▸ Stated task
Pull each line containing "Niemczech" out of the data and copy it.

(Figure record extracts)
○ ○ ○

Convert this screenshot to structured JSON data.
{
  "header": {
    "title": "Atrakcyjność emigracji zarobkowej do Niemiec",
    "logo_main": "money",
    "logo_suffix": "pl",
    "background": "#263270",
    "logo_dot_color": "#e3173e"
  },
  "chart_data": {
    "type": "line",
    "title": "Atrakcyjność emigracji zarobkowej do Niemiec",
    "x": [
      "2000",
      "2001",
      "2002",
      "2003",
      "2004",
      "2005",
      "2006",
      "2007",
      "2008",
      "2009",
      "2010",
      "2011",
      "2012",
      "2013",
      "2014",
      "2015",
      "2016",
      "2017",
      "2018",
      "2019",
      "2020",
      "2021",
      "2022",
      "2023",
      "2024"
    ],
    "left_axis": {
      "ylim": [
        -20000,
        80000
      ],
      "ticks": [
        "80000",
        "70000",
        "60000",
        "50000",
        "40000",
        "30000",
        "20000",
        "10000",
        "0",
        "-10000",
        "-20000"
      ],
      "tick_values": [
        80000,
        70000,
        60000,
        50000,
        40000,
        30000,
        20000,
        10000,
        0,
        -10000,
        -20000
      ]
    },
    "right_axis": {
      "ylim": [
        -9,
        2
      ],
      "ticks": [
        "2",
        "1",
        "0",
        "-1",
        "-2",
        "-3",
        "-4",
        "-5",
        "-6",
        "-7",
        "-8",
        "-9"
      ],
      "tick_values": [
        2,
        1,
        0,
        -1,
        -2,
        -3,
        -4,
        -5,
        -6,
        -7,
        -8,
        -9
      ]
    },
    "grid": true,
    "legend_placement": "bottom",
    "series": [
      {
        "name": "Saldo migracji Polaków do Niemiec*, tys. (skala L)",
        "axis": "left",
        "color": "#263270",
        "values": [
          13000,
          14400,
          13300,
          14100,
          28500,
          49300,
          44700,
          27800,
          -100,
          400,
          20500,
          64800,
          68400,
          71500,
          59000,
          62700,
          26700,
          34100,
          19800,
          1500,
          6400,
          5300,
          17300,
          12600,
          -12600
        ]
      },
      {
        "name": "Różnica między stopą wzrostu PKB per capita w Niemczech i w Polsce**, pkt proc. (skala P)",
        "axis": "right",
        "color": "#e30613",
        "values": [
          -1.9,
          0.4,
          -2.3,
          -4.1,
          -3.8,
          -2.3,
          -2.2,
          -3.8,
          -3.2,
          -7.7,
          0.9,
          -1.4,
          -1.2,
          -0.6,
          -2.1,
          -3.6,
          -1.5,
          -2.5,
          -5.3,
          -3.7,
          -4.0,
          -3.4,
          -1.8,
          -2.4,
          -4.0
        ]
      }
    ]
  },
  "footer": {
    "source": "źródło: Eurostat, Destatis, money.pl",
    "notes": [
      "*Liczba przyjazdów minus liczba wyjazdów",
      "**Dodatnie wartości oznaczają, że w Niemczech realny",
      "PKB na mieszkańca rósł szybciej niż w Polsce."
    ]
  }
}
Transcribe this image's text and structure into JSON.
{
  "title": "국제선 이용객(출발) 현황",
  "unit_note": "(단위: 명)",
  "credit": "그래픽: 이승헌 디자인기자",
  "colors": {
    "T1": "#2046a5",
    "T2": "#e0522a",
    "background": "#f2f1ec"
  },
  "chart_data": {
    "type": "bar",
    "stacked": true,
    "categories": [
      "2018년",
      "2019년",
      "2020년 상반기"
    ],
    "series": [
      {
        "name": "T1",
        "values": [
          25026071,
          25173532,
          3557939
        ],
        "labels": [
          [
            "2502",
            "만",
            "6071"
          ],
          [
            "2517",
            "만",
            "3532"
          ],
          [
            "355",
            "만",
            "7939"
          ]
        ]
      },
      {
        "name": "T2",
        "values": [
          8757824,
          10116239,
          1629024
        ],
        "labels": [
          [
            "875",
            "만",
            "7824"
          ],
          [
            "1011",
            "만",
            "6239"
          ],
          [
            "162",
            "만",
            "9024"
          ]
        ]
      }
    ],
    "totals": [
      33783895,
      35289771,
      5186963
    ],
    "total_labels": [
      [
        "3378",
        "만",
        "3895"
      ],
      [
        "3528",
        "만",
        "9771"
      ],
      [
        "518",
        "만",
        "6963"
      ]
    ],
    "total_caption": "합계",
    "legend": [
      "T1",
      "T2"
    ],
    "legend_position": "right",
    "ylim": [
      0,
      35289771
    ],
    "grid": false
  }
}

○ ○ ○

▸ Task result
        "name": "Różnica między stopą wzrostu PKB per capita w Niemczech i w Polsce**, pkt proc. (skala P)",
      "**Dodatnie wartości oznaczają, że w Niemczech realny",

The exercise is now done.